## Objective:
Give the data below again exactly as it stands. Omit the pictures.

[Dataset records]
================================
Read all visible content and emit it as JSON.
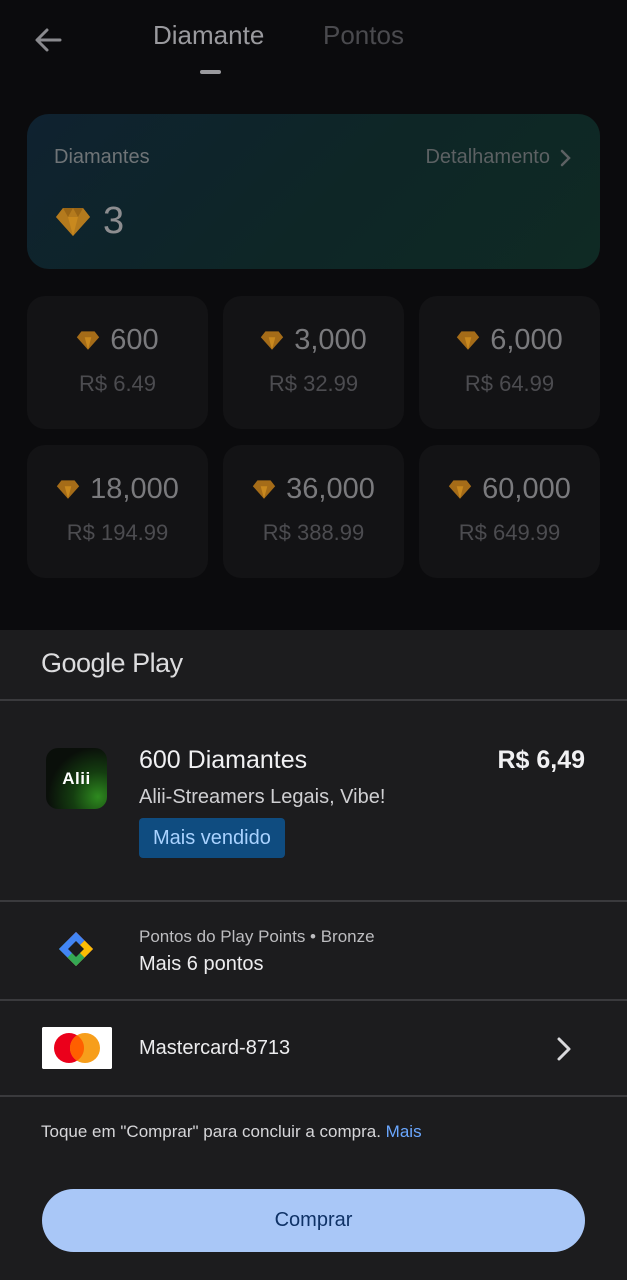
{
  "header": {
    "tabs": [
      {
        "label": "Diamante",
        "active": true
      },
      {
        "label": "Pontos",
        "active": false
      }
    ]
  },
  "balance": {
    "label": "Diamantes",
    "detail_link": "Detalhamento",
    "value": "3"
  },
  "packages": [
    {
      "amount": "600",
      "price": "R$  6.49"
    },
    {
      "amount": "3,000",
      "price": "R$  32.99"
    },
    {
      "amount": "6,000",
      "price": "R$  64.99"
    },
    {
      "amount": "18,000",
      "price": "R$  194.99"
    },
    {
      "amount": "36,000",
      "price": "R$  388.99"
    },
    {
      "amount": "60,000",
      "price": "R$  649.99"
    }
  ],
  "sheet": {
    "brand": "Google Play",
    "product": {
      "icon_text": "Alii",
      "title": "600 Diamantes",
      "price": "R$ 6,49",
      "subtitle": "Alii-Streamers Legais, Vibe!",
      "badge": "Mais vendido"
    },
    "play_points": {
      "title": "Pontos do Play Points • Bronze",
      "value": "Mais 6 pontos"
    },
    "payment": {
      "label": "Mastercard-8713"
    },
    "terms": {
      "text": "Toque em \"Comprar\" para concluir a compra.",
      "link": "Mais"
    },
    "buy_label": "Comprar"
  },
  "colors": {
    "sheet_bg": "#1c1c1e",
    "buy_button_bg": "#a9c7f7",
    "badge_bg": "#0f4c80",
    "link": "#6aa7ff",
    "diamond": "#c9891e"
  },
  "icons": [
    "back-arrow-icon",
    "chevron-right-icon",
    "diamond-icon",
    "play-points-icon",
    "mastercard-icon"
  ]
}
================================
## Response below:
Read all visible content and emit it as JSON.
{
  "header": {
    "tabs": [
      {
        "label": "Diamante",
        "active": true
      },
      {
        "label": "Pontos",
        "active": false
      }
    ]
  },
  "balance": {
    "label": "Diamantes",
    "detail_link": "Detalhamento",
    "value": "3"
  },
  "packages": [
    {
      "amount": "600",
      "price": "R$  6.49"
    },
    {
      "amount": "3,000",
      "price": "R$  32.99"
    },
    {
      "amount": "6,000",
      "price": "R$  64.99"
    },
    {
      "amount": "18,000",
      "price": "R$  194.99"
    },
    {
      "amount": "36,000",
      "price": "R$  388.99"
    },
    {
      "amount": "60,000",
      "price": "R$  649.99"
    }
  ],
  "sheet": {
    "brand": "Google Play",
    "product": {
      "icon_text": "Alii",
      "title": "600 Diamantes",
      "price": "R$ 6,49",
      "subtitle": "Alii-Streamers Legais, Vibe!",
      "badge": "Mais vendido"
    },
    "play_points": {
      "title": "Pontos do Play Points • Bronze",
      "value": "Mais 6 pontos"
    },
    "payment": {
      "label": "Mastercard-8713"
    },
    "terms": {
      "text": "Toque em \"Comprar\" para concluir a compra.",
      "link": "Mais"
    },
    "buy_label": "Comprar"
  },
  "colors": {
    "sheet_bg": "#1c1c1e",
    "buy_button_bg": "#a9c7f7",
    "badge_bg": "#0f4c80",
    "link": "#6aa7ff",
    "diamond": "#c9891e"
  },
  "icons": [
    "back-arrow-icon",
    "chevron-right-icon",
    "diamond-icon",
    "play-points-icon",
    "mastercard-icon"
  ]
}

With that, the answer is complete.